Mas o que será de fato urgente?

 

Filhos e prioridades

 

Minha primeira grande reflexão sobre o uso do meu tempo começou na minha primeira gravidez, há 6 anos. Já durante a gestação, me deparei com escolhas que me faziam pensar sobre o que são as urgências e as prioridades. Tive que rever minha agenda e minha disponibilidade para questões que eu considerava centrais na minha vida, como a militância e o trabalho. Fiz escolhas. Com o nascimento do meu primeiro filho, escolhi me dedicar ao meu Doutorado que estava em curso, trabalhar como free lancer e flexibilizar meu tempo para me dedicar mais a ele e a processos que considerava prioritários, como a amamentação e a maternagem nesta primeira etapa da primeira infância.

 

Meu “guia” eram as práticas de criação com apego e de maternidade ativa. Fazia muito sentido pensar que a coisa mais importante do universo era me dedicar ao meu filho, e que a “recompensa” por esta dedicação viria na forma de uma criança mais feliz e plena de conexão e afeto.

 

Na época, criei um projeto chamado Empreendedorismo materno (http://empreendedorismomaterno.blogspot.com.br/), blog onde eu contava histórias de mães que havam flexibilizado a jornada de trabalho ou mesmo que tinha promovidos mudanças radicais na carreira para ficar mais perto de seus filhos. O projeto foi descontinuado alguns anos depois, porque não dei conta de alimentá-lo depois que escolhi trabalhar como professora.

 

Meu Doutorado estava defendido; e meu filho comendo bem, desmamado e desfraldado. Segui trabalhando como consultora, e comecei a dar aulas na faculdade. E enfrentei novos desafios relacionados à gestão do meu tempo, sempre num esforço de garantir tempo em quantidade e de qualidade para ele.

Material fornecido:
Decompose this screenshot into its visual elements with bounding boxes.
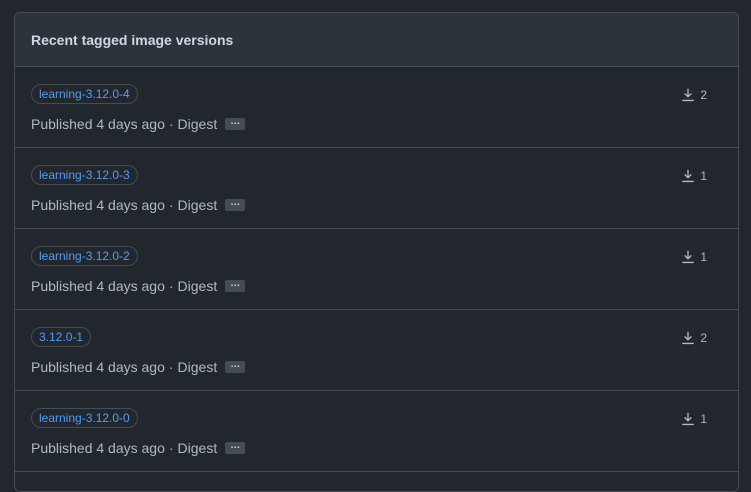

Tarefas propostas:
- a) Segundo o texto, qual era o nome do blog criado na época do primeiro filho?
- b) Reproduza sem alterações o trecho do texto que começa com "Minha primeira grande" e segue até "da primeira infância.".
Para responder, baseie-se somente no texto.

Lista de respostas:
- a) O blog se chamava Empreendedorismo materno.

- b)
Minha primeira grande reflexão sobre o uso do meu tempo começou na minha primeira gravidez, há 6 anos. Já durante a gestação, me deparei com escolhas que me faziam pensar sobre o que são as urgências e as prioridades. Tive que rever minha agenda e minha disponibilidade para questões que eu considerava centrais na minha vida, como a militância e o trabalho. Fiz escolhas. Com o nascimento do meu primeiro filho, escolhi me dedicar ao meu Doutorado que estava em curso, trabalhar como free lancer e flexibilizar meu tempo para me dedicar mais a ele e a processos que considerava prioritários, como a amamentação e a maternagem nesta primeira etapa da primeira infância.